SOURCE DOCUMENT: Begin

# This notebook shows how to implement different Machine learning algorithms to do sentiment analyses.

# Please Upvote this notebook if you find it useful

In [None]:
# This Python 3 environment comes with many helpful analytics libraries installed
# It is defined by the kaggle/python Docker image: https://github.com/kaggle/docker-python
# For example, here's several helpful packages to load

import numpy as np # linear algebra
import pandas as pd # data processing, CSV file I/O (e.g. pd.read_csv)

# Input data files are available in the read-only "../input/" directory
# For example, running this (by clicking run or pressing Shift+Enter) will list all files under the input directory

import os
for dirname, _, filenames in os.walk('/kaggle/input'):
    for filename in filenames:
        print(os.path.join(dirname, filename))

# You can write up to 20GB to the current directory (/kaggle/working/) that gets preserved as output when you create a version using "Save & Run All" 
# You can also write temporary files to /kaggle/temp/, but they won't be saved outside of the current session

# Data loading

In [None]:
train_df = pd.read_csv('../input/movie-review-sentiment-analysis-kernels-only/train.tsv.zip', delimiter='\t')
test_df = pd.read_csv('../input/movie-review-sentiment-analysis-kernels-only/test.tsv.zip', delimiter='\t')

# Data Analysis

In [None]:
train_df.info()

In [None]:
train_df.shape

In [None]:
test_df.info()

In [None]:
train_df.head()

SOURCE DOCUMENT: End

**WORK ORDER A**
In the sentiment analysis notebook, how much data can be written to the current directory (/kaggle/working/)?
**WORK ORDER B**
Write the next part of the sentiment analysis notebook, picking up after its final cell.

RAW DATA: Begin

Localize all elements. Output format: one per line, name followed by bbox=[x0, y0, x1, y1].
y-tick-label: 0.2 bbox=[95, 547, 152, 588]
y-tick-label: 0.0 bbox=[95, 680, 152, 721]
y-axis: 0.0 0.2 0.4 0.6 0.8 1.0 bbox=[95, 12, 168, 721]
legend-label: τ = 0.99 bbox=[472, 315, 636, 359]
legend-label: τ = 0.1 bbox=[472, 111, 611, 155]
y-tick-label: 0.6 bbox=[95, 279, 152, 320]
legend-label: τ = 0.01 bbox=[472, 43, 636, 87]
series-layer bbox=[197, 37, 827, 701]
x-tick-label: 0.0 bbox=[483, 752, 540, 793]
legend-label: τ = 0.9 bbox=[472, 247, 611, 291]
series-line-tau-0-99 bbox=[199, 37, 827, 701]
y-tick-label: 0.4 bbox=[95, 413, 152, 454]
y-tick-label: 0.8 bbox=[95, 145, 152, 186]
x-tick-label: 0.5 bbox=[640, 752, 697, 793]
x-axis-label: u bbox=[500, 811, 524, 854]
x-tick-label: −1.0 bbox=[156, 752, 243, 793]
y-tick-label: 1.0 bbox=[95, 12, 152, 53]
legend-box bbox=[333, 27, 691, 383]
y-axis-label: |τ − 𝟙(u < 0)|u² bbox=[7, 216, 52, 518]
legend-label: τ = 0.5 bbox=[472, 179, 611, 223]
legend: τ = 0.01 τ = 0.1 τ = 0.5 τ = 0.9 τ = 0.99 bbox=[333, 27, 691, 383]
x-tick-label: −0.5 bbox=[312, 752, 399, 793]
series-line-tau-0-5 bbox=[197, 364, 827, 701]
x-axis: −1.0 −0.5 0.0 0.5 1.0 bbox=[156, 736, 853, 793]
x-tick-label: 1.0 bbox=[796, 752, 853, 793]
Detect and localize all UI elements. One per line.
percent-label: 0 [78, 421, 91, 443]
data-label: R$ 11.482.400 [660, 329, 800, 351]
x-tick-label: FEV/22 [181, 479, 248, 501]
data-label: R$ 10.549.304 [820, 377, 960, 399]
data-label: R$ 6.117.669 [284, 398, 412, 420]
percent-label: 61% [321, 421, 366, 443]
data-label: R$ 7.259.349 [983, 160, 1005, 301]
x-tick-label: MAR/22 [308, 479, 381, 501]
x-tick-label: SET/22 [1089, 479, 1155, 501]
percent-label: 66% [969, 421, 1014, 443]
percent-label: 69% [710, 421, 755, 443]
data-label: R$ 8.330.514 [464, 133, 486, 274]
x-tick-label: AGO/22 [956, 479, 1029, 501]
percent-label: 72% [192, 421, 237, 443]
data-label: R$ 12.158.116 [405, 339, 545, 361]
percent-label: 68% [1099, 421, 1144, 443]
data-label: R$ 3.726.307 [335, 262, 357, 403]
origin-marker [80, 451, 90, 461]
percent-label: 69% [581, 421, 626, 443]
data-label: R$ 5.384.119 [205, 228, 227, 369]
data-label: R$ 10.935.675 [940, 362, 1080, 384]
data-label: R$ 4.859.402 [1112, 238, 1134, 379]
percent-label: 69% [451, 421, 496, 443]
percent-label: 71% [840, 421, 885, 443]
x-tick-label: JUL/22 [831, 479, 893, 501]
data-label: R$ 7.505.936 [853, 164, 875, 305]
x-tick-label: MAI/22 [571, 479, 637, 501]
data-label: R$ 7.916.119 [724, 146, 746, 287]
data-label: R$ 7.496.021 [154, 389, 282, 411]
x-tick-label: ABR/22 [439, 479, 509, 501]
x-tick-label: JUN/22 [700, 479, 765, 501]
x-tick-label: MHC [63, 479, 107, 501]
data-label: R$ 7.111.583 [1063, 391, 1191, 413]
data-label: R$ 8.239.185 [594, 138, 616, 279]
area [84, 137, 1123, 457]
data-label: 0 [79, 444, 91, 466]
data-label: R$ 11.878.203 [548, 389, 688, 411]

RAW DATA: End

**TASK OUTPUT A**
Up to 20GB.

**TASK OUTPUT B**
In [None]:
train_df.Phrase[0]

In [None]:
train_df.Phrase[1]

In [None]:
train_df['SentenceId'].unique()


In [None]:
test_df.head()

In [None]:
test_df.Phrase[0]

In [None]:
test_df.Phrase[1]

In [None]:
train_df.isnull().sum()

# Data visualization 

In [None]:
from collections import Counter
import matplotlib.pyplot as plt 

target_cnt = Counter(train_df.Sentiment)

plt.figure(figsize=(16,8))
plt.bar(target_cnt.keys(), target_cnt.values())
plt.title("Dataset labels distribuition")
plt.show()

In [None]:
target_Sen = Counter(train_df.SentenceId)

plt.figure(figsize=(16,8))
plt.bar(target_Sen.keys(), target_Sen.values())
plt.title("Dataset SentenceId distribuition")
plt.show()

In [None]:
target_Sen = Counter(train_df.PhraseId)

plt.figure(figsize=(16,8))
plt.bar(target_Sen.keys(), target_Sen.values())
plt.title("Dataset PhraseId distribuition")
plt.show()

In [None]:
df_EDA1 = train_df[train_df['Sentiment']==0]

In [None]:
df_EDA1

In [None]:
target_Sen = Counter(df_EDA1.SentenceId)

plt.figure(figsize=(16,8))
plt.bar(target_Sen.keys(), target_Sen.values())
plt.title("Dataset SentenceId distribuition")
plt.show()

In [None]:
print(df_EDA1.SentenceId.value_counts().shape)
print(train_df.SentenceId.value_counts().shape)
print(df_EDA1.SentenceId.value_counts().shape[0]/train_df.SentenceId.value_counts().shape[0])

In [None]:
df_EDA1.SentenceId.value_counts()

In [None]:
df_EDA2 = train_df[train_df['SentenceId']==3189]
df_EDA2

In [None]:
target_cnt = Counter(df_EDA2.Sentiment)

plt.figure(figsize=(16,8))
plt.bar(target_cnt.keys(), target_cnt.values())
plt.title("Dataset labels distribuition of SentenceId 3189")
plt.show()

# The graph shows that most of the sentiments in SentenceId 3189 are negative but most of the sentiment in the full data set is natural.
so the SentenceId can be used as a feature to improve the results.

# Let's combined SentenceId and Phrase data.

# EDA

In [None]:
from wordcloud import WordCloud
import matplotlib.pyplot as plt
from nltk.corpus import stopwords
stop_words = stopwords.words('english')

# **wordcloud of Very negative review**

In [None]:
plt.figure(figsize=(20,20))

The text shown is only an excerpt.